Beneath this task is a listing; retype all of it exactly.

□ □ □

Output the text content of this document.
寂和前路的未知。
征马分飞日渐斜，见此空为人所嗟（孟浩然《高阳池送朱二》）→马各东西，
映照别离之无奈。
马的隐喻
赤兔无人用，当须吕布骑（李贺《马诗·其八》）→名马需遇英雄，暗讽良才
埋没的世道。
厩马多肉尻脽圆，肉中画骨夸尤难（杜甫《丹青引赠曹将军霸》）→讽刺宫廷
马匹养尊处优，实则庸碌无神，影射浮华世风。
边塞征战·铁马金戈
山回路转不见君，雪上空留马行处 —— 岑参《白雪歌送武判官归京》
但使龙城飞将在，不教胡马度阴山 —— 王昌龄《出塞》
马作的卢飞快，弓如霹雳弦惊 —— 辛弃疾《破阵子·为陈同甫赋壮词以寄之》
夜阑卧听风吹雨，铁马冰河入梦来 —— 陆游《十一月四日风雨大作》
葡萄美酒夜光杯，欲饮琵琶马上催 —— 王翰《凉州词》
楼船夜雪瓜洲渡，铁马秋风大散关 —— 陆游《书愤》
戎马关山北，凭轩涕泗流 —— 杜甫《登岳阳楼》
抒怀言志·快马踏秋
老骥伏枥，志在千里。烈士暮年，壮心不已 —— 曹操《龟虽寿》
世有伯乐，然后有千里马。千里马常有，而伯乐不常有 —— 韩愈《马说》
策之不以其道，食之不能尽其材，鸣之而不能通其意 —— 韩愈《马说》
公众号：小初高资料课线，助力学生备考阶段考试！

□ □ □

→ REPLY:
Output the text content of this document.
寂和前路的未知。
征马分飞日渐斜，见此空为人所嗟（孟浩然《高阳池送朱二》）→马各东西，
映照别离之无奈。
马的隐喻
赤兔无人用，当须吕布骑（李贺《马诗·其八》）→名马需遇英雄，暗讽良才
埋没的世道。
厩马多肉尻脽圆，肉中画骨夸尤难（杜甫《丹青引赠曹将军霸》）→讽刺宫廷
马匹养尊处优，实则庸碌无神，影射浮华世风。
边塞征战·铁马金戈
山回路转不见君，雪上空留马行处 —— 岑参《白雪歌送武判官归京》
但使龙城飞将在，不教胡马度阴山 —— 王昌龄《出塞》
马作的卢飞快，弓如霹雳弦惊 —— 辛弃疾《破阵子·为陈同甫赋壮词以寄之》
夜阑卧听风吹雨，铁马冰河入梦来 —— 陆游《十一月四日风雨大作》
葡萄美酒夜光杯，欲饮琵琶马上催 —— 王翰《凉州词》
楼船夜雪瓜洲渡，铁马秋风大散关 —— 陆游《书愤》
戎马关山北，凭轩涕泗流 —— 杜甫《登岳阳楼》
抒怀言志·快马踏秋
老骥伏枥，志在千里。烈士暮年，壮心不已 —— 曹操《龟虽寿》
世有伯乐，然后有千里马。千里马常有，而伯乐不常有 —— 韩愈《马说》
策之不以其道，食之不能尽其材，鸣之而不能通其意 —— 韩愈《马说》
公众号：小初高资料课线，助力学生备考阶段考试！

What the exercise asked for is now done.